> Goal:
Copy out every one of the records below, word for word, keeping each line as it is.

> Dataset rows:
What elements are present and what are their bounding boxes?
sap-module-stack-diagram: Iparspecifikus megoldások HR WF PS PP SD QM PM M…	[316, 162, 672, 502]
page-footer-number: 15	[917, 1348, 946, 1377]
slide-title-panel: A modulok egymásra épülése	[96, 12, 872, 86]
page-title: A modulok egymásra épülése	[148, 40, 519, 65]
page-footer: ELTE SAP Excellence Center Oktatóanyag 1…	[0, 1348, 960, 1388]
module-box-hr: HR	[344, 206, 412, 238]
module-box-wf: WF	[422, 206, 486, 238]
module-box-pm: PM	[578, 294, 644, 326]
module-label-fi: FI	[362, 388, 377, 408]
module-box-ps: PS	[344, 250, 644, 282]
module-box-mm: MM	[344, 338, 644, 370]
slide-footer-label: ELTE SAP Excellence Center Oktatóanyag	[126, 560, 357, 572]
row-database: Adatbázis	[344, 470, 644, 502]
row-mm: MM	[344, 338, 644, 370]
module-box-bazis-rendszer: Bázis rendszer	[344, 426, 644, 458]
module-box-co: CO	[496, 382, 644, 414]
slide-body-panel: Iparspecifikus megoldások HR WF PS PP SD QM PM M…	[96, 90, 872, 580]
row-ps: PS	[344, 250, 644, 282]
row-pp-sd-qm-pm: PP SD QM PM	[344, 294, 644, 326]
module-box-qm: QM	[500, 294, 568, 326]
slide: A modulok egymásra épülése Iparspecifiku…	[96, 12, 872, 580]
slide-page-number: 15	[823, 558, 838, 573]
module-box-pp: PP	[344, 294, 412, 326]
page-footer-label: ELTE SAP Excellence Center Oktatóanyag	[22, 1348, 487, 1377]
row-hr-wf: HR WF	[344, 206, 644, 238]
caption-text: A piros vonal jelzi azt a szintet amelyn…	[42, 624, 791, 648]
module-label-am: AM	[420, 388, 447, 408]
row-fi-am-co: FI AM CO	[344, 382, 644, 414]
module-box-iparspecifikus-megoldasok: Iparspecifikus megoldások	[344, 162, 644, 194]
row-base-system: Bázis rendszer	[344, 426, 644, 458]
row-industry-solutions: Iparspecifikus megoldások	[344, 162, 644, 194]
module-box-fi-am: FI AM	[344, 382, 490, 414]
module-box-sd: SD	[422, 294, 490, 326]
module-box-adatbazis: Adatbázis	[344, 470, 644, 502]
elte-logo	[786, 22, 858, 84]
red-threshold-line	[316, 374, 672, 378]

> Exercise answer:
What elements are present and what are their bounding boxes?
sap-module-stack-diagram: Iparspecifikus megoldások HR WF PS PP SD QM PM M…	[316, 162, 672, 502]
page-footer-number: 15	[917, 1348, 946, 1377]
slide-title-panel: A modulok egymásra épülése	[96, 12, 872, 86]
page-title: A modulok egymásra épülése	[148, 40, 519, 65]
page-footer: ELTE SAP Excellence Center Oktatóanyag 1…	[0, 1348, 960, 1388]
module-box-hr: HR	[344, 206, 412, 238]
module-box-wf: WF	[422, 206, 486, 238]
module-box-pm: PM	[578, 294, 644, 326]
module-label-fi: FI	[362, 388, 377, 408]
module-box-ps: PS	[344, 250, 644, 282]
module-box-mm: MM	[344, 338, 644, 370]
slide-footer-label: ELTE SAP Excellence Center Oktatóanyag	[126, 560, 357, 572]
row-database: Adatbázis	[344, 470, 644, 502]
row-mm: MM	[344, 338, 644, 370]
module-box-bazis-rendszer: Bázis rendszer	[344, 426, 644, 458]
module-box-co: CO	[496, 382, 644, 414]
slide-body-panel: Iparspecifikus megoldások HR WF PS PP SD QM PM M…	[96, 90, 872, 580]
row-ps: PS	[344, 250, 644, 282]
row-pp-sd-qm-pm: PP SD QM PM	[344, 294, 644, 326]
module-box-qm: QM	[500, 294, 568, 326]
slide: A modulok egymásra épülése Iparspecifiku…	[96, 12, 872, 580]
slide-page-number: 15	[823, 558, 838, 573]
module-box-pp: PP	[344, 294, 412, 326]
page-footer-label: ELTE SAP Excellence Center Oktatóanyag	[22, 1348, 487, 1377]
row-hr-wf: HR WF	[344, 206, 644, 238]
caption-text: A piros vonal jelzi azt a szintet amelyn…	[42, 624, 791, 648]
module-label-am: AM	[420, 388, 447, 408]
row-fi-am-co: FI AM CO	[344, 382, 644, 414]
module-box-iparspecifikus-megoldasok: Iparspecifikus megoldások	[344, 162, 644, 194]
row-base-system: Bázis rendszer	[344, 426, 644, 458]
row-industry-solutions: Iparspecifikus megoldások	[344, 162, 644, 194]
module-box-fi-am: FI AM	[344, 382, 490, 414]
module-box-sd: SD	[422, 294, 490, 326]
module-box-adatbazis: Adatbázis	[344, 470, 644, 502]
elte-logo	[786, 22, 858, 84]
red-threshold-line	[316, 374, 672, 378]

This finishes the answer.